**REQUEST**
Determine how many lines of the entries contain "Site". Reply with that number alone.

**ITEMS**
§
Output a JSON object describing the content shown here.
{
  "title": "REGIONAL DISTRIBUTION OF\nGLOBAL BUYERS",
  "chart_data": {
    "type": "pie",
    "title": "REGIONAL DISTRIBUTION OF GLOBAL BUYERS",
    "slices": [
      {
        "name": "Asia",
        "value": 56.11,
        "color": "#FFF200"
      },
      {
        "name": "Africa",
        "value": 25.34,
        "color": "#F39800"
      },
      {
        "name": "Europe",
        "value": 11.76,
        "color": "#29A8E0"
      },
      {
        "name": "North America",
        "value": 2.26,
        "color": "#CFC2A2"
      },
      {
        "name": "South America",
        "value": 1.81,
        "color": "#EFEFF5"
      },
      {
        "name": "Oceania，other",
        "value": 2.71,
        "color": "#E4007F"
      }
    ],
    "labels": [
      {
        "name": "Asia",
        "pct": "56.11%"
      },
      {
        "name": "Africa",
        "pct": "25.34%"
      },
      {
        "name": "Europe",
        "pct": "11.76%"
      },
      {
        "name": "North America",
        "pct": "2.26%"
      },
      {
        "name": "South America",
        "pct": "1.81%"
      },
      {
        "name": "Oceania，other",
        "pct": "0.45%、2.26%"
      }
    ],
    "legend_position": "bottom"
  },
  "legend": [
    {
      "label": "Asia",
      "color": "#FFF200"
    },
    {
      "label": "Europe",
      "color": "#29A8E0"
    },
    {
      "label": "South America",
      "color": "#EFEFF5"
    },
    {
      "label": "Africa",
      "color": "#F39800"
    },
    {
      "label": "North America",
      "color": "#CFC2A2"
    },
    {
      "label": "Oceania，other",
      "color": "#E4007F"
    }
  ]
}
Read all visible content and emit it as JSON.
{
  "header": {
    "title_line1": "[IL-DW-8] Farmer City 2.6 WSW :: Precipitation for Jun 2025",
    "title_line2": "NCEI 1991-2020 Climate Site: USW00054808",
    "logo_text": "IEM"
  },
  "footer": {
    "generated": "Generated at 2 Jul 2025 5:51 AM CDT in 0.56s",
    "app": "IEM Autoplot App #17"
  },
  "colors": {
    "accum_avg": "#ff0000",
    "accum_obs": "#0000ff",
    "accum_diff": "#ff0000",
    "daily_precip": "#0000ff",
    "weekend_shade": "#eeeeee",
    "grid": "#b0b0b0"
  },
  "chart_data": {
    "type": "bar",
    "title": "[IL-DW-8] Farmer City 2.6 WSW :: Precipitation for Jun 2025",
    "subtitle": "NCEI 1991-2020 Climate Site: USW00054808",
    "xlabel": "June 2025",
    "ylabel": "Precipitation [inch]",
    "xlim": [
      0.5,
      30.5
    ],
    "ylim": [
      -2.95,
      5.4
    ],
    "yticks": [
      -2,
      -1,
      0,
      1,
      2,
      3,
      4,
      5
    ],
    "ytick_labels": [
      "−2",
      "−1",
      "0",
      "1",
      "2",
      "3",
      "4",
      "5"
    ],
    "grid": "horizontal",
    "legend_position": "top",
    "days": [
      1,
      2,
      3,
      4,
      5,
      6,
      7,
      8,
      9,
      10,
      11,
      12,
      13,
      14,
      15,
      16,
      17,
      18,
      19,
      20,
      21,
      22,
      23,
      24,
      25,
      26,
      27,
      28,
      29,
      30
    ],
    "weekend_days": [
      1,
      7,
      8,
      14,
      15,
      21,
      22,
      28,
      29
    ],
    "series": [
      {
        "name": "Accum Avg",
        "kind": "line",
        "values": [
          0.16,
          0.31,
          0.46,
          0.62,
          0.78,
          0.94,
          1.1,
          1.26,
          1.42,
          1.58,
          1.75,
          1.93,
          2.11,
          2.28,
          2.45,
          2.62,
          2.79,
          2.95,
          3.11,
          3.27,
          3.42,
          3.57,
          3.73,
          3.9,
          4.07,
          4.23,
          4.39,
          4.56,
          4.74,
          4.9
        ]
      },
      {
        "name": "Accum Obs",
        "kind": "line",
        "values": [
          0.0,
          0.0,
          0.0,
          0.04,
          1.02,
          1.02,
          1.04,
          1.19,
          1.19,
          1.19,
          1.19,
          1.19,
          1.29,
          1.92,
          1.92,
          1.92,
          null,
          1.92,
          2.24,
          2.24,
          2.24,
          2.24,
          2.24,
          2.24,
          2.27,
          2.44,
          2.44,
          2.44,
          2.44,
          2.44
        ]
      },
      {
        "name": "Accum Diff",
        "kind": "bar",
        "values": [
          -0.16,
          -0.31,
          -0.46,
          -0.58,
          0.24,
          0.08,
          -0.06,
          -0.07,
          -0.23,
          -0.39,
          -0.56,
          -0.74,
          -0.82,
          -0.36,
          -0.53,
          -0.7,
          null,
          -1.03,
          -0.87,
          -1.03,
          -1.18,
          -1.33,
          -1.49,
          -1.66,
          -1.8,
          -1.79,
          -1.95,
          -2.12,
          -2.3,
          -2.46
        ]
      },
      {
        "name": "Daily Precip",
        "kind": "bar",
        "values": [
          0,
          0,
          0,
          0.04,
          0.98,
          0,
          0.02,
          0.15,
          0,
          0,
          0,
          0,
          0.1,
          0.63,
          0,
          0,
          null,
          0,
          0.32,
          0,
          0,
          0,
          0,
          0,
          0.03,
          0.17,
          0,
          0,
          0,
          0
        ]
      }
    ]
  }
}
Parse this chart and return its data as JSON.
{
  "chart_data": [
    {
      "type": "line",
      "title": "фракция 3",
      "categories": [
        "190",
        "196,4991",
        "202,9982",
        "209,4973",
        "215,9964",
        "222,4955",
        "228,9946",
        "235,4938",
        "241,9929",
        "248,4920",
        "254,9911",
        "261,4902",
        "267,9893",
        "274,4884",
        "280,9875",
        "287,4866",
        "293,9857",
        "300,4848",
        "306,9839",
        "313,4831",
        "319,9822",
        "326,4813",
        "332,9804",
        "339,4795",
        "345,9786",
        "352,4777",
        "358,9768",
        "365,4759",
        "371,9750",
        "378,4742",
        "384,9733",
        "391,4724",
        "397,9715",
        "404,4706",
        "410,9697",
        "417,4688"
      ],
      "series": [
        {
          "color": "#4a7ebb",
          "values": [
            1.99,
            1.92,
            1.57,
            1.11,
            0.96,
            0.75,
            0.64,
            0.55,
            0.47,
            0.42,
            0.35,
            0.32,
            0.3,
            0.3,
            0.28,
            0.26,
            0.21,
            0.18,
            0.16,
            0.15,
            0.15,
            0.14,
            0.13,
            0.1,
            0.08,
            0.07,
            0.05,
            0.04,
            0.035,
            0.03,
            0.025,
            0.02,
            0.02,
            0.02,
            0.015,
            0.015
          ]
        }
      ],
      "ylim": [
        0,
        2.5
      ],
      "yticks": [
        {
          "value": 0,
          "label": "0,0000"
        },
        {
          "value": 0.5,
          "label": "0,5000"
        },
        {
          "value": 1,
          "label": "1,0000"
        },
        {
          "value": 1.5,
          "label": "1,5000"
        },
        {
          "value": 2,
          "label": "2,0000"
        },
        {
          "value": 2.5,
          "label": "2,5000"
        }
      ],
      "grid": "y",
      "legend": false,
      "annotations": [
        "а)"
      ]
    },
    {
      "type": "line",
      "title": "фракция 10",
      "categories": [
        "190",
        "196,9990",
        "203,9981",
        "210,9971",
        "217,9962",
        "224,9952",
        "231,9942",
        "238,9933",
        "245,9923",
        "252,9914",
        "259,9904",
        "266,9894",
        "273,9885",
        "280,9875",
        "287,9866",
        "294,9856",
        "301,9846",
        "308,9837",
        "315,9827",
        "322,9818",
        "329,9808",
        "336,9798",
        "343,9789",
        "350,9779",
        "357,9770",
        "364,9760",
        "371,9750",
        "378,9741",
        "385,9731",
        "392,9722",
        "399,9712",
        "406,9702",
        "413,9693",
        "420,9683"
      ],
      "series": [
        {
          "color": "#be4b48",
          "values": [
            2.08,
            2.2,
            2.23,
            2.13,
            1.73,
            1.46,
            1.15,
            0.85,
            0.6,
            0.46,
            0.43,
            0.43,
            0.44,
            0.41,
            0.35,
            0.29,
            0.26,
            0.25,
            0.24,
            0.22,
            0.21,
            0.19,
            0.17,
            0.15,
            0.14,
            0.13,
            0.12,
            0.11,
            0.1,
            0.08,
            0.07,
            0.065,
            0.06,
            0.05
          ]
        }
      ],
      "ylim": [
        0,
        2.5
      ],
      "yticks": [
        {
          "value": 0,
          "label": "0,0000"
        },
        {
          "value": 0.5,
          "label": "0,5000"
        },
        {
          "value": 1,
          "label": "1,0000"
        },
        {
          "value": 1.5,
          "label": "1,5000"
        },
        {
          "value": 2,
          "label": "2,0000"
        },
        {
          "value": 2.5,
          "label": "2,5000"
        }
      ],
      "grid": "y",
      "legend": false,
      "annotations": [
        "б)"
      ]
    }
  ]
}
§
**RESULT OF THE EXERCISE**
2